Take every line where the string "past" appears and copy it.

>> BEGIN Data entries

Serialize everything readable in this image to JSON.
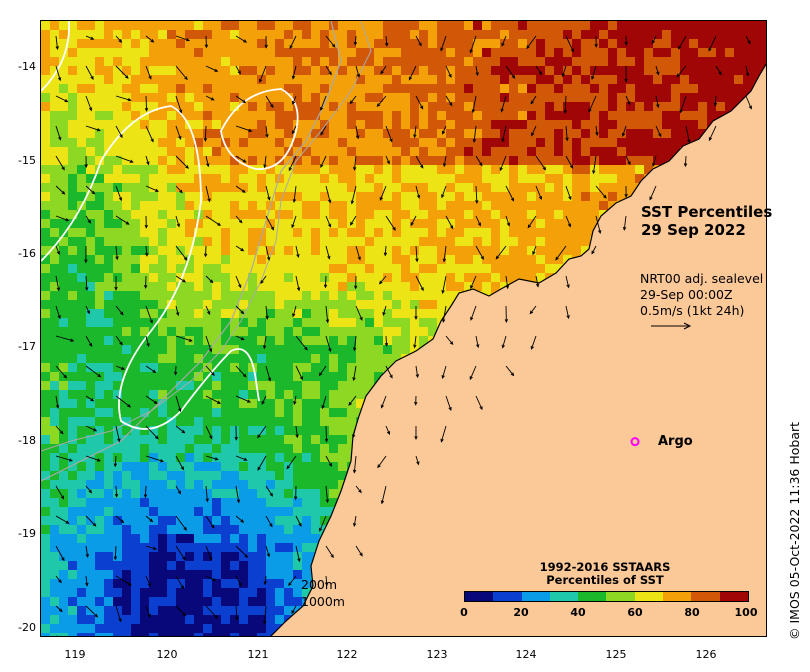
{
  "map": {
    "title_line1": "SST Percentiles",
    "title_line2": "29 Sep 2022",
    "current_note": {
      "line1": "NRT00 adj. sealevel",
      "line2": "29-Sep 00:00Z",
      "line3": "0.5m/s (1kt 24h)"
    },
    "marker_label": "Argo",
    "marker_color": "#ff00ff",
    "credit": "© IMOS 05-Oct-2022 11:36 Hobart",
    "isobaths": [
      "200m",
      "1000m"
    ],
    "x_ticks": [
      "119",
      "120",
      "121",
      "122",
      "123",
      "124",
      "125",
      "126"
    ],
    "y_ticks": [
      "-14",
      "-15",
      "-16",
      "-17",
      "-18",
      "-19",
      "-20"
    ],
    "extent": {
      "lon_min": 118.6,
      "lon_max": 126.8,
      "lat_min": -20.1,
      "lat_max": -13.5
    },
    "land_color": "#fbc898",
    "marker": {
      "lon": 125.3,
      "lat": -18.0
    }
  },
  "legend": {
    "title_line1": "1992-2016 SSTAARS",
    "title_line2": "Percentiles of SST",
    "ticks": [
      "0",
      "20",
      "40",
      "60",
      "80",
      "100"
    ],
    "colors": [
      "#08087a",
      "#0a3fd0",
      "#0b9ce8",
      "#1ec8a8",
      "#1ab82a",
      "#8cd822",
      "#ece414",
      "#f4a008",
      "#d05806",
      "#a00606"
    ]
  }
}
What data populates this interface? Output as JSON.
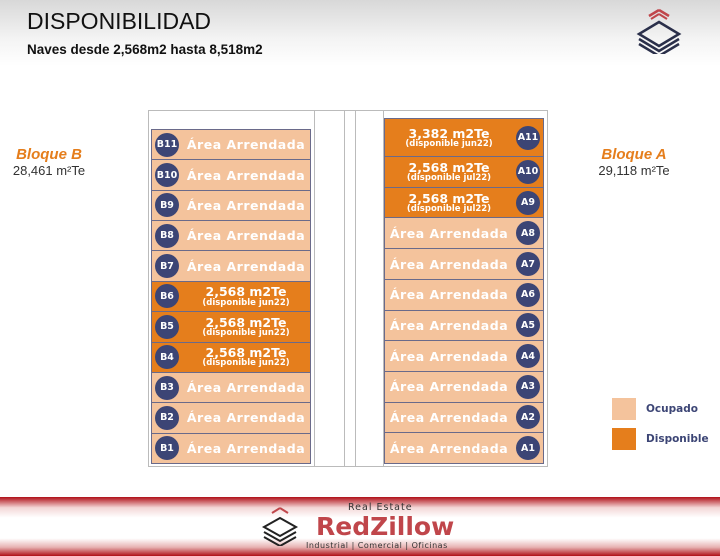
{
  "header": {
    "title": "DISPONIBILIDAD",
    "subtitle": "Naves desde 2,568m2 hasta 8,518m2"
  },
  "blocks": {
    "B": {
      "name": "Bloque B",
      "area": "28,461 m²Te"
    },
    "A": {
      "name": "Bloque A",
      "area": "29,118 m²Te"
    }
  },
  "colors": {
    "occupied": "#f4c39c",
    "available": "#e57e1c",
    "badge": "#3c4575"
  },
  "units_B": [
    {
      "id": "B11",
      "status": "occupied",
      "label": "Área Arrendada"
    },
    {
      "id": "B10",
      "status": "occupied",
      "label": "Área Arrendada"
    },
    {
      "id": "B9",
      "status": "occupied",
      "label": "Área Arrendada"
    },
    {
      "id": "B8",
      "status": "occupied",
      "label": "Área Arrendada"
    },
    {
      "id": "B7",
      "status": "occupied",
      "label": "Área Arrendada"
    },
    {
      "id": "B6",
      "status": "available",
      "label": "2,568 m2Te",
      "note": "(disponible jun22)"
    },
    {
      "id": "B5",
      "status": "available",
      "label": "2,568 m2Te",
      "note": "(disponible jun22)"
    },
    {
      "id": "B4",
      "status": "available",
      "label": "2,568 m2Te",
      "note": "(disponible jun22)"
    },
    {
      "id": "B3",
      "status": "occupied",
      "label": "Área Arrendada"
    },
    {
      "id": "B2",
      "status": "occupied",
      "label": "Área Arrendada"
    },
    {
      "id": "B1",
      "status": "occupied",
      "label": "Área Arrendada"
    }
  ],
  "units_A": [
    {
      "id": "A11",
      "status": "available",
      "label": "3,382 m2Te",
      "note": "(disponible jun22)"
    },
    {
      "id": "A10",
      "status": "available",
      "label": "2,568 m2Te",
      "note": "(disponible jul22)"
    },
    {
      "id": "A9",
      "status": "available",
      "label": "2,568 m2Te",
      "note": "(disponible jul22)"
    },
    {
      "id": "A8",
      "status": "occupied",
      "label": "Área Arrendada"
    },
    {
      "id": "A7",
      "status": "occupied",
      "label": "Área Arrendada"
    },
    {
      "id": "A6",
      "status": "occupied",
      "label": "Área Arrendada"
    },
    {
      "id": "A5",
      "status": "occupied",
      "label": "Área Arrendada"
    },
    {
      "id": "A4",
      "status": "occupied",
      "label": "Área Arrendada"
    },
    {
      "id": "A3",
      "status": "occupied",
      "label": "Área Arrendada"
    },
    {
      "id": "A2",
      "status": "occupied",
      "label": "Área Arrendada"
    },
    {
      "id": "A1",
      "status": "occupied",
      "label": "Área Arrendada"
    }
  ],
  "legend": {
    "occupied": "Ocupado",
    "available": "Disponible"
  },
  "footer": {
    "tagline": "Real Estate",
    "brand": "RedZillow",
    "sectors": "Industrial | Comercial | Oficinas"
  }
}
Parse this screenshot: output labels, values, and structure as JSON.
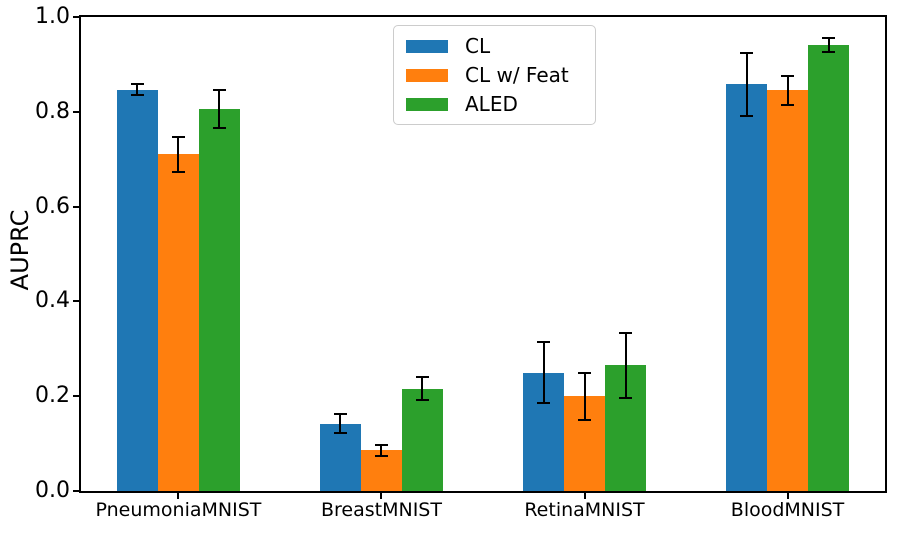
{
  "chart_data": {
    "type": "bar",
    "title": "",
    "xlabel": "",
    "ylabel": "AUPRC",
    "categories": [
      "PneumoniaMNIST",
      "BreastMNIST",
      "RetinaMNIST",
      "BloodMNIST"
    ],
    "series": [
      {
        "name": "CL",
        "color": "#1f77b4",
        "values": [
          0.847,
          0.142,
          0.25,
          0.858
        ],
        "errors": [
          0.012,
          0.02,
          0.065,
          0.066
        ]
      },
      {
        "name": "CL w/ Feat",
        "color": "#ff7f0e",
        "values": [
          0.71,
          0.086,
          0.2,
          0.845
        ],
        "errors": [
          0.037,
          0.012,
          0.05,
          0.031
        ]
      },
      {
        "name": "ALED",
        "color": "#2ca02c",
        "values": [
          0.806,
          0.216,
          0.265,
          0.941
        ],
        "errors": [
          0.04,
          0.024,
          0.068,
          0.014
        ]
      }
    ],
    "ylim": [
      0.0,
      1.0
    ],
    "yticks": [
      0.0,
      0.2,
      0.4,
      0.6,
      0.8,
      1.0
    ],
    "ytick_labels": [
      "0.0",
      "0.2",
      "0.4",
      "0.6",
      "0.8",
      "1.0"
    ],
    "grid": false,
    "legend_position": "upper center",
    "error_bar_color": "#000000",
    "spine_color": "#000000",
    "background_color": "#ffffff"
  }
}
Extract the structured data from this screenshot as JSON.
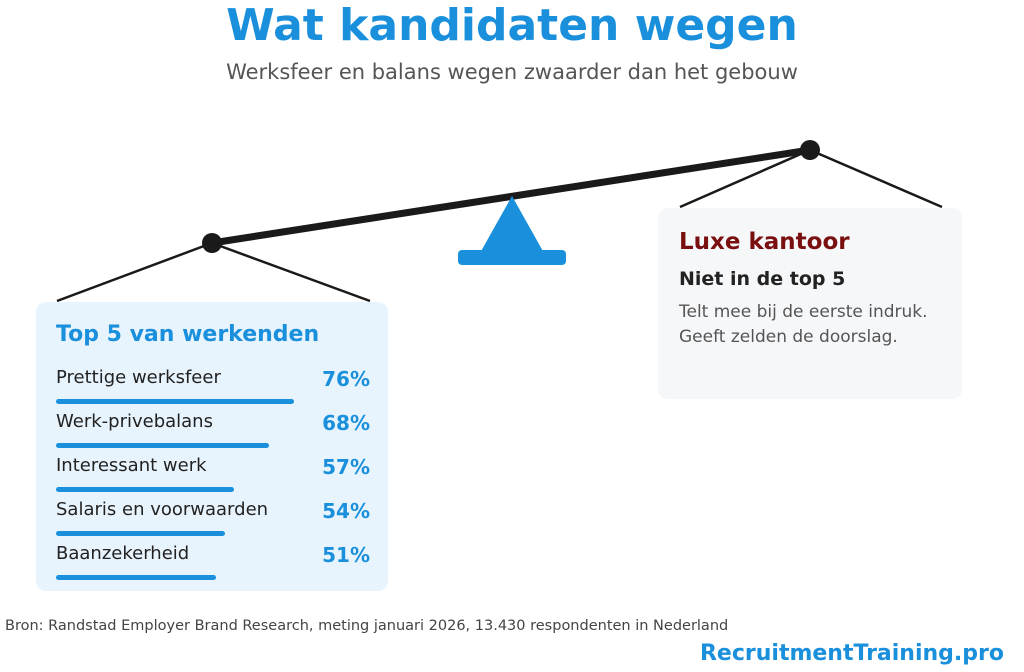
{
  "header": {
    "title": "Wat kandidaten wegen",
    "subtitle": "Werksfeer en balans wegen zwaarder dan het gebouw"
  },
  "chart_data": {
    "type": "bar",
    "title": "Top 5 van werkenden",
    "categories": [
      "Prettige werksfeer",
      "Werk-privebalans",
      "Interessant werk",
      "Salaris en voorwaarden",
      "Baanzekerheid"
    ],
    "values": [
      76,
      68,
      57,
      54,
      51
    ],
    "value_labels": [
      "76%",
      "68%",
      "57%",
      "54%",
      "51%"
    ],
    "unit": "%",
    "xlim": [
      0,
      100
    ],
    "color": "#1a90dc"
  },
  "counterweight": {
    "title": "Luxe kantoor",
    "subtitle": "Niet in de top 5",
    "text": "Telt mee bij de eerste indruk. Geeft zelden de doorslag."
  },
  "footer": {
    "source": "Bron: Randstad Employer Brand Research, meting januari 2026, 13.430 respondenten in Nederland",
    "brand": "RecruitmentTraining.pro"
  },
  "colors": {
    "accent": "#1a90dc",
    "counter_title": "#7a0f0f",
    "beam": "#1a1a1a"
  }
}
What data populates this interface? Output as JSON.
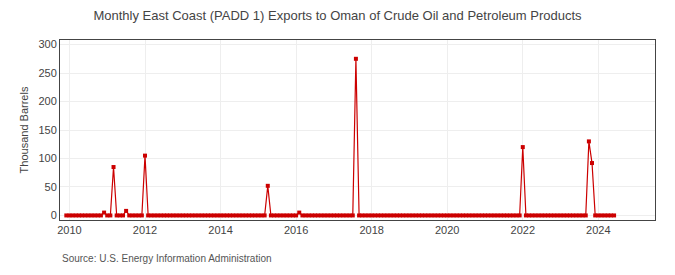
{
  "chart_data": {
    "type": "line",
    "title": "Monthly East Coast (PADD 1) Exports to Oman of Crude Oil and Petroleum Products",
    "ylabel": "Thousand Barrels",
    "annotations": [
      "Source: U.S. Energy Information Administration"
    ],
    "x": [
      2009.917,
      2010,
      2010.083,
      2010.167,
      2010.25,
      2010.333,
      2010.417,
      2010.5,
      2010.583,
      2010.667,
      2010.75,
      2010.833,
      2010.917,
      2011,
      2011.083,
      2011.167,
      2011.25,
      2011.333,
      2011.417,
      2011.5,
      2011.583,
      2011.667,
      2011.75,
      2011.833,
      2011.917,
      2012,
      2012.083,
      2012.167,
      2012.25,
      2012.333,
      2012.417,
      2012.5,
      2012.583,
      2012.667,
      2012.75,
      2012.833,
      2012.917,
      2013,
      2013.083,
      2013.167,
      2013.25,
      2013.333,
      2013.417,
      2013.5,
      2013.583,
      2013.667,
      2013.75,
      2013.833,
      2013.917,
      2014,
      2014.083,
      2014.167,
      2014.25,
      2014.333,
      2014.417,
      2014.5,
      2014.583,
      2014.667,
      2014.75,
      2014.833,
      2014.917,
      2015,
      2015.083,
      2015.167,
      2015.25,
      2015.333,
      2015.417,
      2015.5,
      2015.583,
      2015.667,
      2015.75,
      2015.833,
      2015.917,
      2016,
      2016.083,
      2016.167,
      2016.25,
      2016.333,
      2016.417,
      2016.5,
      2016.583,
      2016.667,
      2016.75,
      2016.833,
      2016.917,
      2017,
      2017.083,
      2017.167,
      2017.25,
      2017.333,
      2017.417,
      2017.5,
      2017.583,
      2017.667,
      2017.75,
      2017.833,
      2017.917,
      2018,
      2018.083,
      2018.167,
      2018.25,
      2018.333,
      2018.417,
      2018.5,
      2018.583,
      2018.667,
      2018.75,
      2018.833,
      2018.917,
      2019,
      2019.083,
      2019.167,
      2019.25,
      2019.333,
      2019.417,
      2019.5,
      2019.583,
      2019.667,
      2019.75,
      2019.833,
      2019.917,
      2020,
      2020.083,
      2020.167,
      2020.25,
      2020.333,
      2020.417,
      2020.5,
      2020.583,
      2020.667,
      2020.75,
      2020.833,
      2020.917,
      2021,
      2021.083,
      2021.167,
      2021.25,
      2021.333,
      2021.417,
      2021.5,
      2021.583,
      2021.667,
      2021.75,
      2021.833,
      2021.917,
      2022,
      2022.083,
      2022.167,
      2022.25,
      2022.333,
      2022.417,
      2022.5,
      2022.583,
      2022.667,
      2022.75,
      2022.833,
      2022.917,
      2023,
      2023.083,
      2023.167,
      2023.25,
      2023.333,
      2023.417,
      2023.5,
      2023.583,
      2023.667,
      2023.75,
      2023.833,
      2023.917,
      2024,
      2024.083,
      2024.167,
      2024.25,
      2024.333,
      2024.417
    ],
    "values": [
      0,
      0,
      0,
      0,
      0,
      0,
      0,
      0,
      0,
      0,
      0,
      0,
      5,
      0,
      0,
      85,
      0,
      0,
      0,
      8,
      0,
      0,
      0,
      0,
      0,
      105,
      0,
      0,
      0,
      0,
      0,
      0,
      0,
      0,
      0,
      0,
      0,
      0,
      0,
      0,
      0,
      0,
      0,
      0,
      0,
      0,
      0,
      0,
      0,
      0,
      0,
      0,
      0,
      0,
      0,
      0,
      0,
      0,
      0,
      0,
      0,
      0,
      0,
      0,
      52,
      0,
      0,
      0,
      0,
      0,
      0,
      0,
      0,
      0,
      5,
      0,
      0,
      0,
      0,
      0,
      0,
      0,
      0,
      0,
      0,
      0,
      0,
      0,
      0,
      0,
      0,
      0,
      275,
      0,
      0,
      0,
      0,
      0,
      0,
      0,
      0,
      0,
      0,
      0,
      0,
      0,
      0,
      0,
      0,
      0,
      0,
      0,
      0,
      0,
      0,
      0,
      0,
      0,
      0,
      0,
      0,
      0,
      0,
      0,
      0,
      0,
      0,
      0,
      0,
      0,
      0,
      0,
      0,
      0,
      0,
      0,
      0,
      0,
      0,
      0,
      0,
      0,
      0,
      0,
      0,
      120,
      0,
      0,
      0,
      0,
      0,
      0,
      0,
      0,
      0,
      0,
      0,
      0,
      0,
      0,
      0,
      0,
      0,
      0,
      0,
      0,
      130,
      92,
      0,
      0,
      0,
      0,
      0,
      0,
      0
    ],
    "color": "#cc0000",
    "marker": "square",
    "line_style": "solid",
    "xlim": [
      2009.75,
      2025.5
    ],
    "xticks": [
      2010,
      2012,
      2014,
      2016,
      2018,
      2020,
      2022,
      2024
    ],
    "ylim": [
      -8,
      308
    ],
    "yticks": [
      0,
      50,
      100,
      150,
      200,
      250,
      300
    ],
    "grid": true
  }
}
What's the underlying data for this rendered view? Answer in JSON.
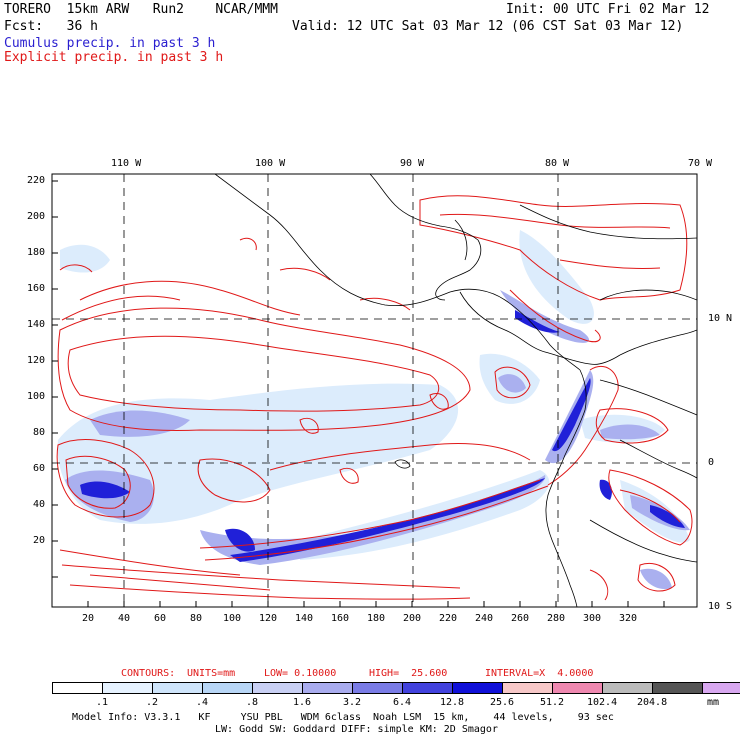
{
  "header": {
    "model": "TORERO  15km ARW   Run2    NCAR/MMM",
    "init": "Init: 00 UTC Fri 02 Mar 12",
    "fcst": "Fcst:   36 h",
    "valid": "Valid: 12 UTC Sat 03 Mar 12 (06 CST Sat 03 Mar 12)",
    "cumulus_label": "Cumulus precip. in past 3 h",
    "explicit_label": "Explicit precip. in past 3 h"
  },
  "map": {
    "top_lon_labels": [
      "110 W",
      "100 W",
      "90 W",
      "80 W",
      "70 W"
    ],
    "right_lat_labels": [
      "10 N",
      "0",
      "10 S"
    ],
    "left_ticks": [
      "220",
      "200",
      "180",
      "160",
      "140",
      "120",
      "100",
      "80",
      "60",
      "40",
      "20"
    ],
    "bottom_ticks": [
      "20",
      "40",
      "60",
      "80",
      "100",
      "120",
      "140",
      "160",
      "180",
      "200",
      "220",
      "240",
      "260",
      "280",
      "300",
      "320"
    ]
  },
  "contours": {
    "label": "CONTOURS:",
    "units": "UNITS=mm",
    "low": "LOW= 0.10000",
    "high": "HIGH=  25.600",
    "interval": "INTERVAL=X  4.0000"
  },
  "colorbar": {
    "labels": [
      ".1",
      ".2",
      ".4",
      ".8",
      "1.6",
      "3.2",
      "6.4",
      "12.8",
      "25.6",
      "51.2",
      "102.4",
      "204.8"
    ],
    "unit": "mm",
    "colors": [
      "#ffffff",
      "#e6f2ff",
      "#cfe5fb",
      "#b8d6f6",
      "#c9d0f4",
      "#a9acee",
      "#7a7ce6",
      "#4242dd",
      "#1010d8",
      "#f7c8c8",
      "#ef88b0",
      "#bbbbbb",
      "#555555",
      "#d8a8f0"
    ]
  },
  "footer": {
    "line1": "Model Info: V3.3.1   KF     YSU PBL   WDM 6class  Noah LSM  15 km,    44 levels,    93 sec",
    "line2": "LW: Godd SW: Goddard DIFF: simple KM: 2D Smagor"
  }
}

>> END Data entries

• _Expected output_
    "cumulus_label": "Cumulus precip. in past 3 h",
    "explicit_label": "Explicit precip. in past 3 h"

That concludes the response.